▶ STATED EXERCISE
Reproduce, character for character, the stretch of the records from their first line through the line containing "pie-slice-capital — [417, 10, 492, 188]", including both ends.

▶ RECORDS PROVIDED
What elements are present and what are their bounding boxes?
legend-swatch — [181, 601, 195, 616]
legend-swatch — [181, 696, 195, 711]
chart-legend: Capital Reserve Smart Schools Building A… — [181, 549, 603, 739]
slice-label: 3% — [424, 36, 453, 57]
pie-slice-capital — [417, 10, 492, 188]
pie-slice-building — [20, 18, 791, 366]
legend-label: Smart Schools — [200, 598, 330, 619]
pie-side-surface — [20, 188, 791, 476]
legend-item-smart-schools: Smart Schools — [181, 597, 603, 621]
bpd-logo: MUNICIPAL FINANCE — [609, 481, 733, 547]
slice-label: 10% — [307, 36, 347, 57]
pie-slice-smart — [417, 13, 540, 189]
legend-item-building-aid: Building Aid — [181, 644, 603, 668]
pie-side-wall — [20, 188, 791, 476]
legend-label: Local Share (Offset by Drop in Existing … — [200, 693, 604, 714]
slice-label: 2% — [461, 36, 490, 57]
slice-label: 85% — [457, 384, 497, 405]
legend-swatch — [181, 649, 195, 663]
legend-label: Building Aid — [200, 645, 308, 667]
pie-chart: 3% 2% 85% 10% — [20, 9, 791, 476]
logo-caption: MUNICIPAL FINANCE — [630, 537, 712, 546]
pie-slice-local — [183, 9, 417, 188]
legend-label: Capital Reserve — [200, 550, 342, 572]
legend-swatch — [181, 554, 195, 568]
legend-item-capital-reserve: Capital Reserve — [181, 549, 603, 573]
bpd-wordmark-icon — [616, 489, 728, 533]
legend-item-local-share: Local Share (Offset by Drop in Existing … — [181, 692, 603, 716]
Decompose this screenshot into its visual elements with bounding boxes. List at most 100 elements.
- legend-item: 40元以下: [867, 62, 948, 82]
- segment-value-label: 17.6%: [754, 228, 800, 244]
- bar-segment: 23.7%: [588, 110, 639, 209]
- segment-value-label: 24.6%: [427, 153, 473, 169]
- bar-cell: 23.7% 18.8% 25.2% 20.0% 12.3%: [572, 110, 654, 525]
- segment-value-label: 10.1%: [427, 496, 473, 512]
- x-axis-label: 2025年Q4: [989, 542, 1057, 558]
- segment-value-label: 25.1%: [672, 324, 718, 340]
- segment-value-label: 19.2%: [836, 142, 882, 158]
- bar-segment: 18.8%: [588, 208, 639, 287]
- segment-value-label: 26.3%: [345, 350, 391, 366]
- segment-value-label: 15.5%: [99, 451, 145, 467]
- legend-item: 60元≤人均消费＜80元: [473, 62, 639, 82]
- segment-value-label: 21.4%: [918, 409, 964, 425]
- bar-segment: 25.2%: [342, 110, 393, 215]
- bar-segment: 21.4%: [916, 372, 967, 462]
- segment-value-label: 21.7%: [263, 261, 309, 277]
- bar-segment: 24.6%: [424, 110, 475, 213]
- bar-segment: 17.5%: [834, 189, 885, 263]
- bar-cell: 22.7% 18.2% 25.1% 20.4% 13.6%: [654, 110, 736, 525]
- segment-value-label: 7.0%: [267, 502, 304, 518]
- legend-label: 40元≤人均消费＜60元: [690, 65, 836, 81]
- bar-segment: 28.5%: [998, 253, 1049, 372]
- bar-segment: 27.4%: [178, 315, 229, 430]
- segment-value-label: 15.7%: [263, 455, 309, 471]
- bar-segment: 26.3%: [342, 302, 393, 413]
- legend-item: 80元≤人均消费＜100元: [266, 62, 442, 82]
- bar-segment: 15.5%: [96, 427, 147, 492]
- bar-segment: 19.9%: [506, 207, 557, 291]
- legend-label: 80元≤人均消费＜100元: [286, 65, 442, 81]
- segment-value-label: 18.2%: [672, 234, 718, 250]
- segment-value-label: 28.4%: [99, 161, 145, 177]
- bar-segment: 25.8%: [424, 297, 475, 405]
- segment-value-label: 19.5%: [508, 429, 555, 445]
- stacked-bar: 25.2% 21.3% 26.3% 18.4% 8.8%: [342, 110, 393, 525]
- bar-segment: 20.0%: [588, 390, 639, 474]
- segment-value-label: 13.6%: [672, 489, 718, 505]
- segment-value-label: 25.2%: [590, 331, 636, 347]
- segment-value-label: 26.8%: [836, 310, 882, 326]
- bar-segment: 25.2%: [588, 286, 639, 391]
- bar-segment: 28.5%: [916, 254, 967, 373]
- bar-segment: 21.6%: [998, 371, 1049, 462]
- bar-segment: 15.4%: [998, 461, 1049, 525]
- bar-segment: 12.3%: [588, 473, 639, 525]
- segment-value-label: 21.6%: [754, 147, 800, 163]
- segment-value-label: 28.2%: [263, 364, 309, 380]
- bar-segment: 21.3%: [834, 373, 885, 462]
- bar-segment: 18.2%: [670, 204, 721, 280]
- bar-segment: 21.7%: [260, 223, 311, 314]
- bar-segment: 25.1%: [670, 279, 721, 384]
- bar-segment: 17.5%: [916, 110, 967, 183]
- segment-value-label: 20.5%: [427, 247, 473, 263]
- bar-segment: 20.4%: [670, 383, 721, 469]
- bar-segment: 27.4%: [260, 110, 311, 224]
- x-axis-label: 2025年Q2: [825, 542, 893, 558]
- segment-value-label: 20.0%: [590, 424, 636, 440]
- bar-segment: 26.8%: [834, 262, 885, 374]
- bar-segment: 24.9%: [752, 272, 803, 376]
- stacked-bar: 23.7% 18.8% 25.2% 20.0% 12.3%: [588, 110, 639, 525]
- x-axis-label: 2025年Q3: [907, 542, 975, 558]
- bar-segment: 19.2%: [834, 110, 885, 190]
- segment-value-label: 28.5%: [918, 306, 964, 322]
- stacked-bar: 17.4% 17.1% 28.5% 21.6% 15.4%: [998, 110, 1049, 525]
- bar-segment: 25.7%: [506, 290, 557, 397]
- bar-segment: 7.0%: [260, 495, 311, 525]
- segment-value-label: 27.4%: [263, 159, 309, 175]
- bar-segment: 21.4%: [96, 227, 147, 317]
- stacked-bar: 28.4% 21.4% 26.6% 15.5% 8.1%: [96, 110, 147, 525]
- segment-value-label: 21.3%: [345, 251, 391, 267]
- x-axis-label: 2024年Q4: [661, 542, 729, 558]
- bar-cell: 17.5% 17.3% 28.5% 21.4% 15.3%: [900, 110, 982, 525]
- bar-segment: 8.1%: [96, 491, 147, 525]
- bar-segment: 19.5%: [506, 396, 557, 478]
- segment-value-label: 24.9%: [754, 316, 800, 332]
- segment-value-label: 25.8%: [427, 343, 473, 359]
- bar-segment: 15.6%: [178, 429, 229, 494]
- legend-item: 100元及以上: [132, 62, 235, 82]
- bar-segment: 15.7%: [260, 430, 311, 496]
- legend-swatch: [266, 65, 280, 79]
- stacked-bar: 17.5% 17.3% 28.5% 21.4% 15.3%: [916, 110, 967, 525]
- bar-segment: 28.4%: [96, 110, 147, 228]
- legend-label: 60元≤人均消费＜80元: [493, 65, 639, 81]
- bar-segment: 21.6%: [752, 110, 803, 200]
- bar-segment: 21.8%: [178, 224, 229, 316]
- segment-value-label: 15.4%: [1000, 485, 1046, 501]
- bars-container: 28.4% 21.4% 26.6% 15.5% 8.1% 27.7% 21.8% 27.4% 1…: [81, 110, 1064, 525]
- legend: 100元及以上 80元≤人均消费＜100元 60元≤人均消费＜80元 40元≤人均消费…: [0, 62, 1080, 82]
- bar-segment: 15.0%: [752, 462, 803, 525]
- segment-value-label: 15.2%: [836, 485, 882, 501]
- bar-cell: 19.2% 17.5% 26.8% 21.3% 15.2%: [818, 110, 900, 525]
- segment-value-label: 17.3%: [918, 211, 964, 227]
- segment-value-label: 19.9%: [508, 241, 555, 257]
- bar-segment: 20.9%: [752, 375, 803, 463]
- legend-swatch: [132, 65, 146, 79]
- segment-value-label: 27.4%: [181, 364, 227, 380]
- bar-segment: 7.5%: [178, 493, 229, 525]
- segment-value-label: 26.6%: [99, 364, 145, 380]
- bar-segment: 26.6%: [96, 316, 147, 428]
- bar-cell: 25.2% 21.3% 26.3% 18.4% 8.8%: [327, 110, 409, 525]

▶ CORRECT OUTPUT
What elements are present and what are their bounding boxes?
legend-swatch — [181, 601, 195, 616]
legend-swatch — [181, 696, 195, 711]
chart-legend: Capital Reserve Smart Schools Building A… — [181, 549, 603, 739]
slice-label: 3% — [424, 36, 453, 57]
pie-slice-capital — [417, 10, 492, 188]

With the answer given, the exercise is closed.